• **Items listed in a dataset**:
┄┄┄┄┄┄┄┄┄┄┄┄┄┄┄┄┄┄┄┄
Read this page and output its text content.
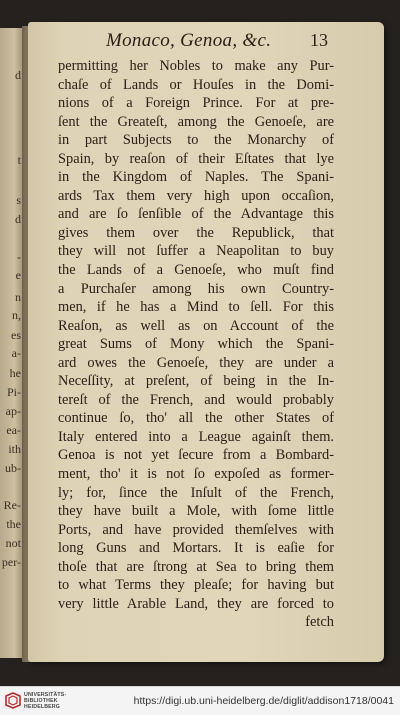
d
t
s
d
-
e
n
n,
es
a-
he
Pi-
ap-
ea-
ith
ub-
Re-
the
not
per-
Monaco, Genoa, &c. 13
permitting her Nobles to make any Pur-
chaſe of Lands or Houſes in the Domi-
nions of a Foreign Prince. For at pre-
ſent the Greateſt, among the Genoeſe, are
in part Subjects to the Monarchy of
Spain, by reaſon of their Eſtates that lye
in the Kingdom of Naples. The Spani-
ards Tax them very high upon occaſion,
and are ſo ſenſible of the Advantage this
gives them over the Republick, that
they will not ſuffer a Neapolitan to buy
the Lands of a Genoeſe, who muſt find
a Purchaſer among his own Country-
men, if he has a Mind to ſell. For this
Reaſon, as well as on Account of the
great Sums of Mony which the Spani-
ard owes the Genoeſe, they are under a
Neceſſity, at preſent, of being in the In-
tereſt of the French, and would probably
continue ſo, tho' all the other States of
Italy entered into a League againſt them.
Genoa is not yet ſecure from a Bombard-
ment, tho' it is not ſo expoſed as former-
ly; for, ſince the Inſult of the French,
they have built a Mole, with ſome little
Ports, and have provided themſelves with
long Guns and Mortars. It is eaſie for
thoſe that are ſtrong at Sea to bring them
to what Terms they pleaſe; for having but
very little Arable Land, they are forced to
fetch
UNIVERSITÄTS-
BIBLIOTHEK
HEIDELBERG	https://digi.ub.uni-heidelberg.de/diglit/addison1718/0041
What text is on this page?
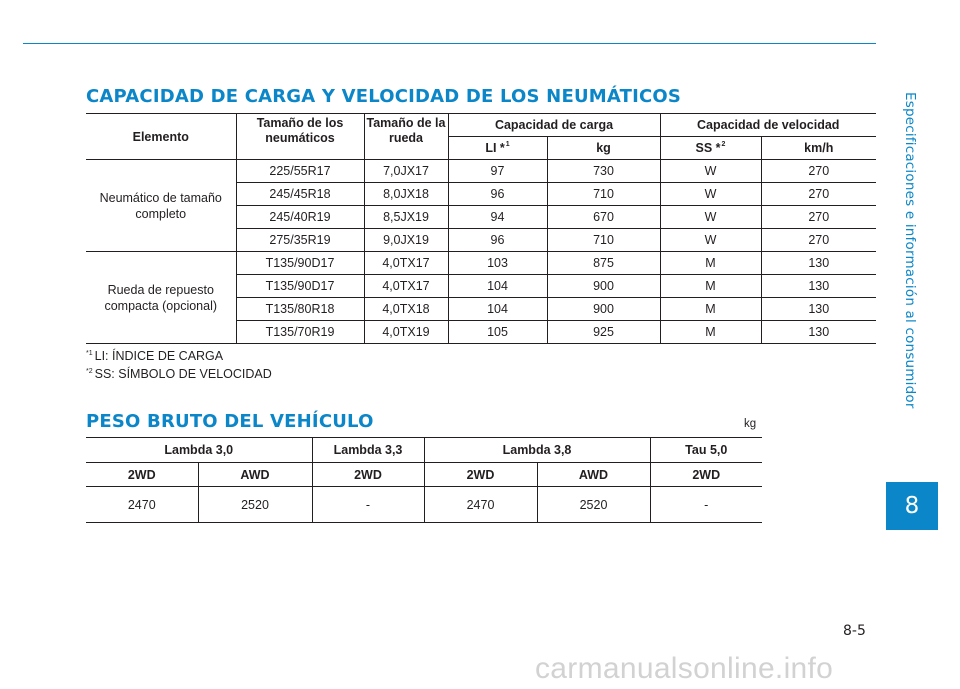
CAPACIDAD DE CARGA Y VELOCIDAD DE LOS NEUMÁTICOS
Elemento	Tamaño de los neumáticos	Tamaño de la rueda	Capacidad de carga		Capacidad de velocidad	
			LI *$^1$	kg	SS *$^2$	km/h

Neumático de tamaño completo	225/55R17	7,0JX17	97	730	W	270
	245/45R18	8,0JX18	96	710	W	270
	245/40R19	8,5JX19	94	670	W	270
	275/35R19	9,0JX19	96	710	W	270

Rueda de repuesto compacta (opcional)	T135/90D17	4,0TX17	103	875	M	130
	T135/90D17	4,0TX17	104	900	M	130
	T135/80R18	4,0TX18	104	900	M	130
	T135/70R19	4,0TX19	105	925	M	130
$^{*1}$ LI: ÍNDICE DE CARGA
$^{*2}$ SS: SÍMBOLO DE VELOCIDAD
PESO BRUTO DEL VEHÍCULO	kg
Lambda 3,0		Lambda 3,3	Lambda 3,8		Tau 5,0
2WD	AWD	2WD	2WD	AWD	2WD
2470	2520	-	2470	2520	-
Especificaciones e información al consumidor
8
8-5
carmanualsonline.info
┄┄┄┄┄┄┄┄┄┄┄┄┄┄┄┄┄┄┄┄
• **Given exercise**:
Extract precisely the lines beginning at the line containing "What text is on this page?" and ending at the last line of the entries above, exactly as written and with no pictures.

• **Task answer**:
What text is on this page?
CAPACIDAD DE CARGA Y VELOCIDAD DE LOS NEUMÁTICOS
Elemento	Tamaño de los neumáticos	Tamaño de la rueda	Capacidad de carga		Capacidad de velocidad	
			LI *$^1$	kg	SS *$^2$	km/h

Neumático de tamaño completo	225/55R17	7,0JX17	97	730	W	270
	245/45R18	8,0JX18	96	710	W	270
	245/40R19	8,5JX19	94	670	W	270
	275/35R19	9,0JX19	96	710	W	270

Rueda de repuesto compacta (opcional)	T135/90D17	4,0TX17	103	875	M	130
	T135/90D17	4,0TX17	104	900	M	130
	T135/80R18	4,0TX18	104	900	M	130
	T135/70R19	4,0TX19	105	925	M	130
$^{*1}$ LI: ÍNDICE DE CARGA
$^{*2}$ SS: SÍMBOLO DE VELOCIDAD
PESO BRUTO DEL VEHÍCULO	kg
Lambda 3,0		Lambda 3,3	Lambda 3,8		Tau 5,0
2WD	AWD	2WD	2WD	AWD	2WD
2470	2520	-	2470	2520	-
Especificaciones e información al consumidor
8
8-5
carmanualsonline.info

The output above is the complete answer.